# Source text
Saturday, July 20, 2024

Weekend Roundup

  • New on the Talking Legal History podcast, Siobhan M. M. Barco, interviews past ASLH president Michael Willrich, Brandeis University, on his book, American Anarchy, a finalist for the Pulitzer Prize in History.
  • Via JOTWELL: Ezra Rosser (American University) reviews Vanessa Ann Racehorse, "Tribal Health Self-Determination: The Role of Tribal Health Systems in Actualizing the Highest Attainable Standard of Health for American Indians and Alaska Natives," which is forthcoming in the Columbia Human Rights Law Review. The article includes a discussion of "the history of the legal framework for the federal government’s provision of health care in Indian Country."  
  • The  FDR Library has posted to YouTube a recording of that book event on Diana B. Henriques’s Taming the Street: The Old Guard, the New Deal, and FDR's Fight to Regulate American Capitalism
  • ICYMI: Zachary S. Price says “The President Has No Constitutional Power of Impoundment” .(Notice & Comment).  Someone at the New Yorker is reading past ASLH president Lauren Benton's They Called It Peace.
 Weekend Roundup is a weekly feature compiled by all the Legal History bloggers.

Friday, July 19, 2024

Blackhawk on American Indians and Japanese Internment

Maggie Blackhawk, New York University School of Law, has posted The Crisis in Colonial Administration: American Indians and Japanese Internment, which is forthcoming in the American Historical Review:

On March 24, 1943, Acting Secretary of the Department of the Interior, Abraham “Abe” Fortas, and Director of the War Relocation Authority (WRA), Dillon Myer, agreed to repurpose a former Indian boarding school into the primary prison for camps that interned over a hundred thousand individuals “of Japanese ancestry” during World War II.  Built in 1909 on the homelands of the Navajo Nation and only recently closed to students, the Leupp Training School offered the WRA a foundation upon which to construct a prison for the “aggravated troublemakers” in the ten internment camps.  These “aggravated troublemakers” were largely dissidents—individuals who challenged their detention and forced loyalty oaths through collective action like strikes and other uprisings; these individuals were imprisoned at Leupp without charges or trial, and some were transported to the prison in “coffin-like” four-foot-by-six-foot wooden boxes with a single air hole that only narrowly prevented suffocation during the thirteen-hour trip.

# Entries
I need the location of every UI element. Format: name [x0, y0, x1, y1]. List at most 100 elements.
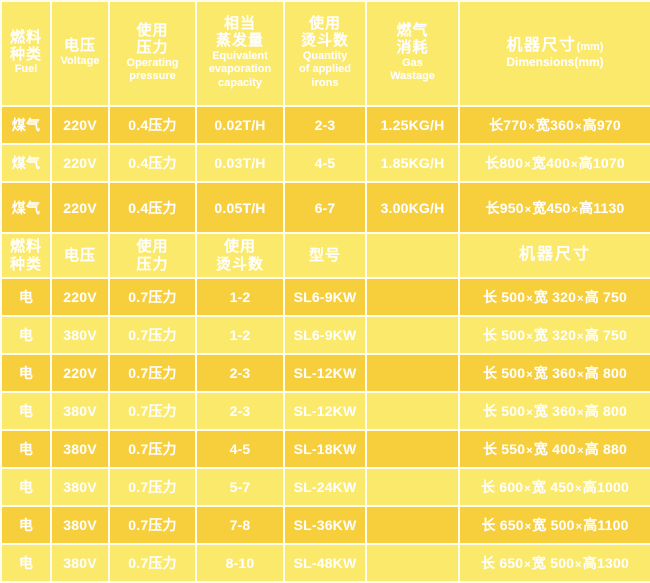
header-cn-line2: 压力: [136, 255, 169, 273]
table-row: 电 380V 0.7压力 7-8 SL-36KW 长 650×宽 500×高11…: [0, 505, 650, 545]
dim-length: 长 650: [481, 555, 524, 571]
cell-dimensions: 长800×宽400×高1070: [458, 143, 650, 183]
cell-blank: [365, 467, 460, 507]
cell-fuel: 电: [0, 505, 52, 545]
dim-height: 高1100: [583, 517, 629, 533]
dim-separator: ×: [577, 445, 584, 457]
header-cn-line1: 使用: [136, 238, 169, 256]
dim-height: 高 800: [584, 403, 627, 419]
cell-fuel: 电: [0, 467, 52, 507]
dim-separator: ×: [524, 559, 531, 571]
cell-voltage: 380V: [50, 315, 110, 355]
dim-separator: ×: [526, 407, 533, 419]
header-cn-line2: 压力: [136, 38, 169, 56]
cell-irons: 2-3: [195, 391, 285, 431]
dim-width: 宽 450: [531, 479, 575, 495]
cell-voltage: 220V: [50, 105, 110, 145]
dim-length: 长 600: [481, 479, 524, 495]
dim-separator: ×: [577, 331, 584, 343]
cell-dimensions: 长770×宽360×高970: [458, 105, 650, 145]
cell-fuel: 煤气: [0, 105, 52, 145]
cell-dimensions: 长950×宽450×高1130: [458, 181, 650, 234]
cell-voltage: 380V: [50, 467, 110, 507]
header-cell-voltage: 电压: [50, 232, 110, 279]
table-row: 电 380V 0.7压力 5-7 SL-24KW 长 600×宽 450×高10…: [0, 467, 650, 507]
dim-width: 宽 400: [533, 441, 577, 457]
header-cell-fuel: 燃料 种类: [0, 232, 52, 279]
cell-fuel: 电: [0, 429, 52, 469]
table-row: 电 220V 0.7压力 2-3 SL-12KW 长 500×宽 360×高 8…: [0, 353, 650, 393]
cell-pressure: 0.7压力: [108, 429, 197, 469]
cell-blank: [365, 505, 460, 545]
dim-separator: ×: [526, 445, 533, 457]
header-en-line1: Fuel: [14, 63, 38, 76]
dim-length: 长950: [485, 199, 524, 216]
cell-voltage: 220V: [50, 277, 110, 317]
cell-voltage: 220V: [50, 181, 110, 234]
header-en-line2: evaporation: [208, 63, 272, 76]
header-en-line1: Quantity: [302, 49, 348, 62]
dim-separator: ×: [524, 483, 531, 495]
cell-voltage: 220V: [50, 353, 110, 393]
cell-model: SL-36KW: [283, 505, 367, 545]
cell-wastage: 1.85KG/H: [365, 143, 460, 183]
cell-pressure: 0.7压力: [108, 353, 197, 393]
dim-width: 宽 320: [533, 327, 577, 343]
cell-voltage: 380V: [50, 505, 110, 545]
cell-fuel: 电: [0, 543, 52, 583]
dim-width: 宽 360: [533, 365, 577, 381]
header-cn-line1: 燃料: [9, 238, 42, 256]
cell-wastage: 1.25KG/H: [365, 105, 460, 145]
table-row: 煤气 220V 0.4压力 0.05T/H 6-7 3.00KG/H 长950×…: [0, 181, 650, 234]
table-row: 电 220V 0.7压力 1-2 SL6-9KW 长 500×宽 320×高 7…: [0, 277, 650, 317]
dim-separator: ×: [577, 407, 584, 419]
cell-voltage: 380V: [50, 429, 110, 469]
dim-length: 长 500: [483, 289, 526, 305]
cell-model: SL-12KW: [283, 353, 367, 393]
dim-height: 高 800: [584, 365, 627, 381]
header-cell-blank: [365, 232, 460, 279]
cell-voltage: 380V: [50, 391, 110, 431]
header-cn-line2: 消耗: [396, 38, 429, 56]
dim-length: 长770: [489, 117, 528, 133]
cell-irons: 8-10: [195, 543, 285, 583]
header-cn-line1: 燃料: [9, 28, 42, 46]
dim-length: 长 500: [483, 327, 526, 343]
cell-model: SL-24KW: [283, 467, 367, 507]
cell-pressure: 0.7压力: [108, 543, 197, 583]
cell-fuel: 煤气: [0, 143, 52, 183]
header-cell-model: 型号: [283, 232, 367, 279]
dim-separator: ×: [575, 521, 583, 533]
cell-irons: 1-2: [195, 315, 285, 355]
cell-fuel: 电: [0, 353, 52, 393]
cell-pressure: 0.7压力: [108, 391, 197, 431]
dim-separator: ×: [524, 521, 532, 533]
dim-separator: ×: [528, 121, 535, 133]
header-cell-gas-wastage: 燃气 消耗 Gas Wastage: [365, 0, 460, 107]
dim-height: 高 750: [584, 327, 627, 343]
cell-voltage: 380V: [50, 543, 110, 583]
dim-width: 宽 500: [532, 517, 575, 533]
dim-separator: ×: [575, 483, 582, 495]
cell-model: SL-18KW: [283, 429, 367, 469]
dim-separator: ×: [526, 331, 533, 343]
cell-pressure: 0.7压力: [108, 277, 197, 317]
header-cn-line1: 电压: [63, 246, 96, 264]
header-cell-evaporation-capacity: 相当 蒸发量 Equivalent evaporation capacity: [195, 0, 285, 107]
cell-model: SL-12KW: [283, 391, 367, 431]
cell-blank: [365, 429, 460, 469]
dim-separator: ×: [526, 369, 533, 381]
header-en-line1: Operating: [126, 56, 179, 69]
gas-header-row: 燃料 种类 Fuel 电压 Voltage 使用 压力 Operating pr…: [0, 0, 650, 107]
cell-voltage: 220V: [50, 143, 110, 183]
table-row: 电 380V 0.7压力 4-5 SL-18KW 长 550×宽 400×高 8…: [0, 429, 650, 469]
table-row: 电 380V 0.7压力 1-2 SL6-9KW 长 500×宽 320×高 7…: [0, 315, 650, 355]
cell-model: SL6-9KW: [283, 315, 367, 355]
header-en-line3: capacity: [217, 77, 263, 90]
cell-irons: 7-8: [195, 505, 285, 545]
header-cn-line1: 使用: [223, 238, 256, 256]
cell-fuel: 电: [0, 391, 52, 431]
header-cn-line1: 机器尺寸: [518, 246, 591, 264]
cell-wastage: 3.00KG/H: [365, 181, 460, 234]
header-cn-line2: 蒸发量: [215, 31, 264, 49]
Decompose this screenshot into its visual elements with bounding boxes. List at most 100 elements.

--

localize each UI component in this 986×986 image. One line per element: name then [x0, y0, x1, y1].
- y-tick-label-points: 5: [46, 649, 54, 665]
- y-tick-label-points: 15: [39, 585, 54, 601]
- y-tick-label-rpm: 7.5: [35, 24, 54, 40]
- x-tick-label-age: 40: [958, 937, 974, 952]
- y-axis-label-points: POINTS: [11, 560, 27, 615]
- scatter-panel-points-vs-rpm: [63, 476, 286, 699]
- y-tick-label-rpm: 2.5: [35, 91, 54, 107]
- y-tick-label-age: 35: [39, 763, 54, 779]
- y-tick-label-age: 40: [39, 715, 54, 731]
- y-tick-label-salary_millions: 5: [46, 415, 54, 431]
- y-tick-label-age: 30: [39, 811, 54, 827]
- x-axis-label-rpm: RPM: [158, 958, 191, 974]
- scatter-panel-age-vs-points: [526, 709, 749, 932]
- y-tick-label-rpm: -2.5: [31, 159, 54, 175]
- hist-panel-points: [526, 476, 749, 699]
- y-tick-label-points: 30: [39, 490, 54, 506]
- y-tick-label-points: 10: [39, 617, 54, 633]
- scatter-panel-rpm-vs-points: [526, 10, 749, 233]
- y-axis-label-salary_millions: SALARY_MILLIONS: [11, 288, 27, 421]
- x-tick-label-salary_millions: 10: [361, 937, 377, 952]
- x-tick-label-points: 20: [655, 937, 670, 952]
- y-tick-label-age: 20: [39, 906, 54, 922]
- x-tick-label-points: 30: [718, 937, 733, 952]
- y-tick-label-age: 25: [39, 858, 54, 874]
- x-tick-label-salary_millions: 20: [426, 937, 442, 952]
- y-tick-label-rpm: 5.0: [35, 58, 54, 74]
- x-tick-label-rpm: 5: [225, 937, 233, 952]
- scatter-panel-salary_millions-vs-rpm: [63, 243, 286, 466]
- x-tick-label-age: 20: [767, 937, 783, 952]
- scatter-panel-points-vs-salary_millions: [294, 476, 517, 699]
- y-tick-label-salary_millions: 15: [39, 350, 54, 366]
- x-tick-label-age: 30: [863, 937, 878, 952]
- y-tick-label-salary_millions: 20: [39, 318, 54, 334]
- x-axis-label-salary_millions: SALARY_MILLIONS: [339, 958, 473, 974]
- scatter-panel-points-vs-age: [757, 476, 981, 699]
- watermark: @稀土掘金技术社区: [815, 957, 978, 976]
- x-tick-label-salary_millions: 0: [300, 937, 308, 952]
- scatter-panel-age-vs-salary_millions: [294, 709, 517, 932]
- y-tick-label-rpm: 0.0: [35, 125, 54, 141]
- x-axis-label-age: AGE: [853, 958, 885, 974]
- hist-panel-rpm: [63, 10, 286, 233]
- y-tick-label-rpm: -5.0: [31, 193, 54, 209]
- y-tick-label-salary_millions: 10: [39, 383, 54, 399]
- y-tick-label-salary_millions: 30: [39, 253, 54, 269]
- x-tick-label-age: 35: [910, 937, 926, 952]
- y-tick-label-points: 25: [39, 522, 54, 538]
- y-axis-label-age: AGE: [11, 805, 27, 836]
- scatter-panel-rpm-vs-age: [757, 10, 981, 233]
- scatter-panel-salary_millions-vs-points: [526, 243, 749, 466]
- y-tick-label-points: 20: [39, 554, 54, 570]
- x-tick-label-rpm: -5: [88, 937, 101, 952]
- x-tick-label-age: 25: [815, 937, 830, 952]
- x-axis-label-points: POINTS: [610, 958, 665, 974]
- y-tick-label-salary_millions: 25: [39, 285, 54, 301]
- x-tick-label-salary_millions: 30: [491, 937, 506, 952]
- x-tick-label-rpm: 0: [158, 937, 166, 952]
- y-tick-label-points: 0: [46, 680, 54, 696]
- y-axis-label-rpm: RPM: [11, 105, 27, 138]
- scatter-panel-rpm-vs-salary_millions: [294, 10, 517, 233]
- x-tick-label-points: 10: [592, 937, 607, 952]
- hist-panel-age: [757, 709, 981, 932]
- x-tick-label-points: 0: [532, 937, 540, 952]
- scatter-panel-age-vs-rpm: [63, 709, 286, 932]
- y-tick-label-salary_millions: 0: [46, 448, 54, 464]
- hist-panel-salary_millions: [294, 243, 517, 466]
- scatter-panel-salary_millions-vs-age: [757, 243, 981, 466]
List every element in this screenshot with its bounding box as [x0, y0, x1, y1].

# Exercise tasks
**A)** Copy the part of the legal history blog post that opens with the words containing "Saturday, July 20, 2024" and closes with "Prize in History.".
**B)** In the legal history blog post, what year was the Leupp Training School built?
**C)** According to the legal history blog post, what had the people labeled "aggravated troublemakers" done that led to their imprisonment at Leupp? Answer in one to three sentences.

# Solutions by task
**A)**
Saturday, July 20, 2024

Weekend Roundup

  • New on the Talking Legal History podcast, Siobhan M. M. Barco, interviews past ASLH president Michael Willrich, Brandeis University, on his book, American Anarchy, a finalist for the Pulitzer Prize in History.

**B)** 1909

**C)** They were largely dissidents who challenged their detention and the forced loyalty oaths through collective action, such as strikes and other uprisings. For this they were imprisoned at Leupp without charges or trial.